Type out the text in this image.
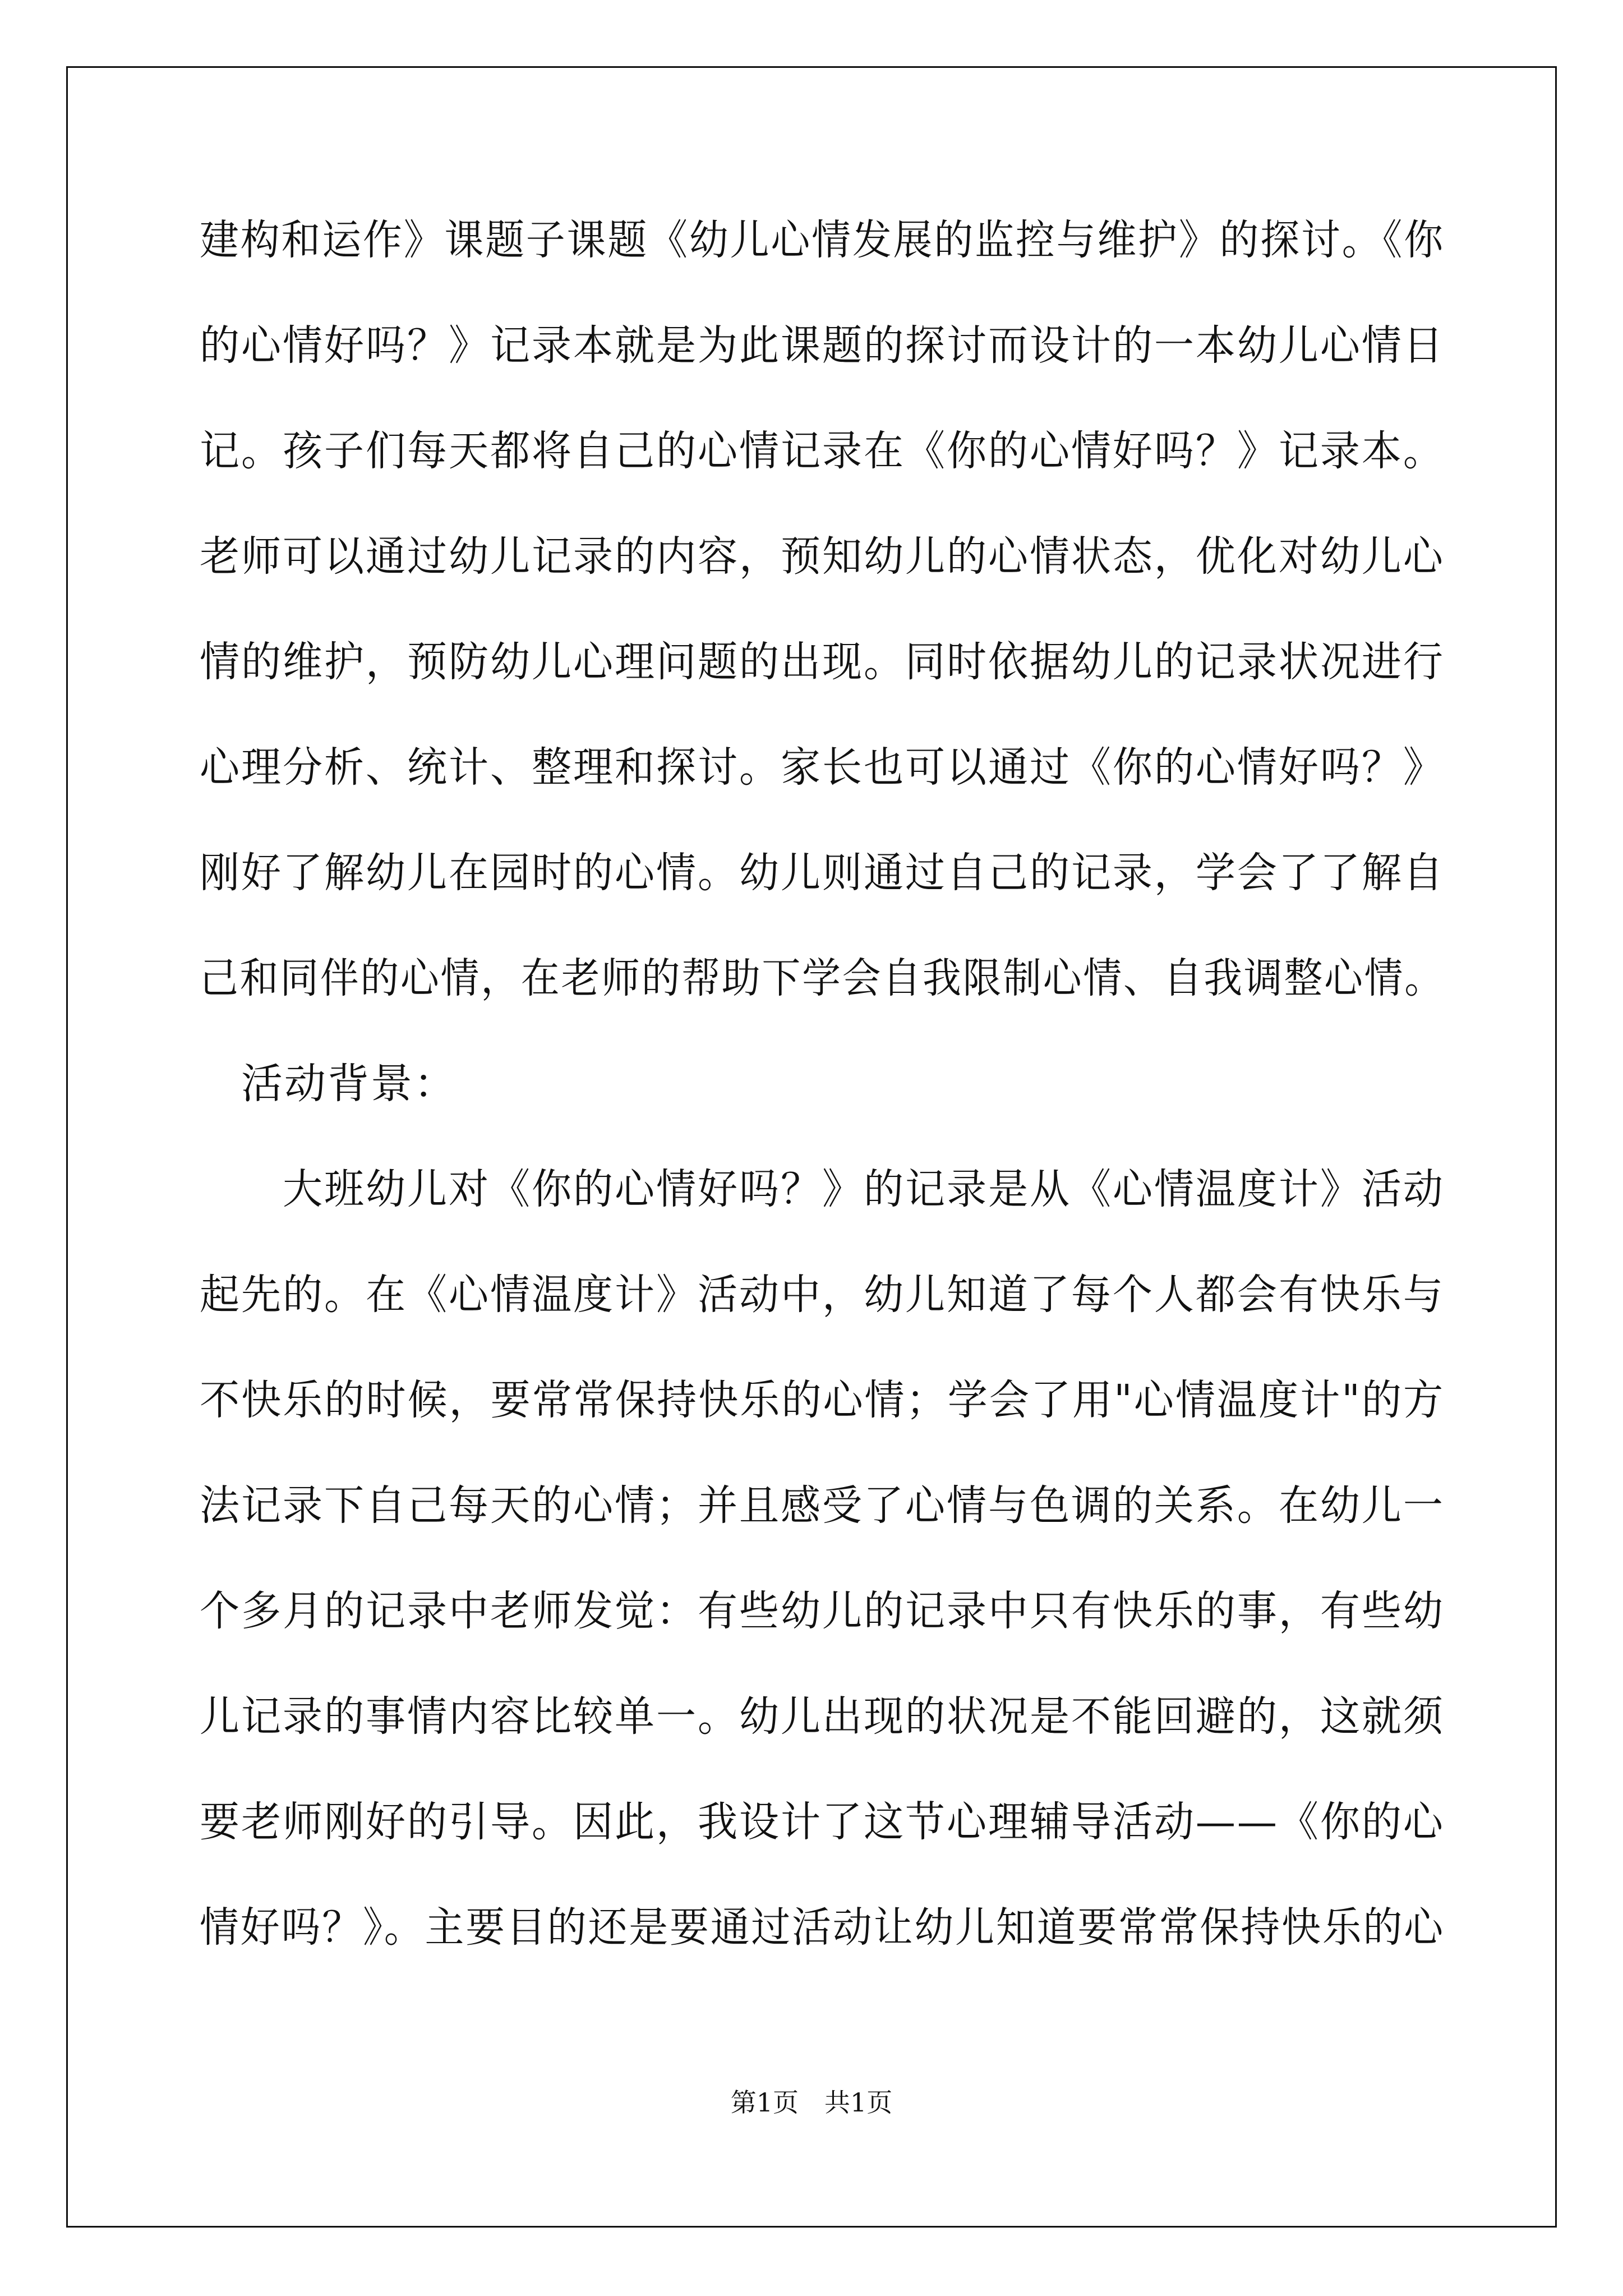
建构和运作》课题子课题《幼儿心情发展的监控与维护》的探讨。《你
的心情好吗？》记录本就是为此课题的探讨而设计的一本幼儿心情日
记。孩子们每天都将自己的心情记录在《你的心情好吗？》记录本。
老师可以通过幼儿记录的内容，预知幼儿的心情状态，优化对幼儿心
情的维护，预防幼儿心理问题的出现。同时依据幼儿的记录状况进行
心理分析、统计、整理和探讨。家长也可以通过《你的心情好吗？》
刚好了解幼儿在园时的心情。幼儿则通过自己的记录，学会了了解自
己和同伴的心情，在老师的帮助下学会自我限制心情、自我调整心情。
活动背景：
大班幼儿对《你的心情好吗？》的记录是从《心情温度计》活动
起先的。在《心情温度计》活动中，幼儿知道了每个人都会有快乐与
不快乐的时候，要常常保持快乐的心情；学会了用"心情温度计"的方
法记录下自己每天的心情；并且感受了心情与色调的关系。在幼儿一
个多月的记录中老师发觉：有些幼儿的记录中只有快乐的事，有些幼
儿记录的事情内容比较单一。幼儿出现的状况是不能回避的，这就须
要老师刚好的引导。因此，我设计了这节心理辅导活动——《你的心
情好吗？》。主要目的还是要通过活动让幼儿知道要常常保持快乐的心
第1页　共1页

■ Your task:
Return the listing above in full and without alteration, excluding its pictures.

■ Exercise result:
Type out the text in this image.
建构和运作》课题子课题《幼儿心情发展的监控与维护》的探讨。《你
的心情好吗？》记录本就是为此课题的探讨而设计的一本幼儿心情日
记。孩子们每天都将自己的心情记录在《你的心情好吗？》记录本。
老师可以通过幼儿记录的内容，预知幼儿的心情状态，优化对幼儿心
情的维护，预防幼儿心理问题的出现。同时依据幼儿的记录状况进行
心理分析、统计、整理和探讨。家长也可以通过《你的心情好吗？》
刚好了解幼儿在园时的心情。幼儿则通过自己的记录，学会了了解自
己和同伴的心情，在老师的帮助下学会自我限制心情、自我调整心情。
活动背景：
大班幼儿对《你的心情好吗？》的记录是从《心情温度计》活动
起先的。在《心情温度计》活动中，幼儿知道了每个人都会有快乐与
不快乐的时候，要常常保持快乐的心情；学会了用"心情温度计"的方
法记录下自己每天的心情；并且感受了心情与色调的关系。在幼儿一
个多月的记录中老师发觉：有些幼儿的记录中只有快乐的事，有些幼
儿记录的事情内容比较单一。幼儿出现的状况是不能回避的，这就须
要老师刚好的引导。因此，我设计了这节心理辅导活动——《你的心
情好吗？》。主要目的还是要通过活动让幼儿知道要常常保持快乐的心
第1页　共1页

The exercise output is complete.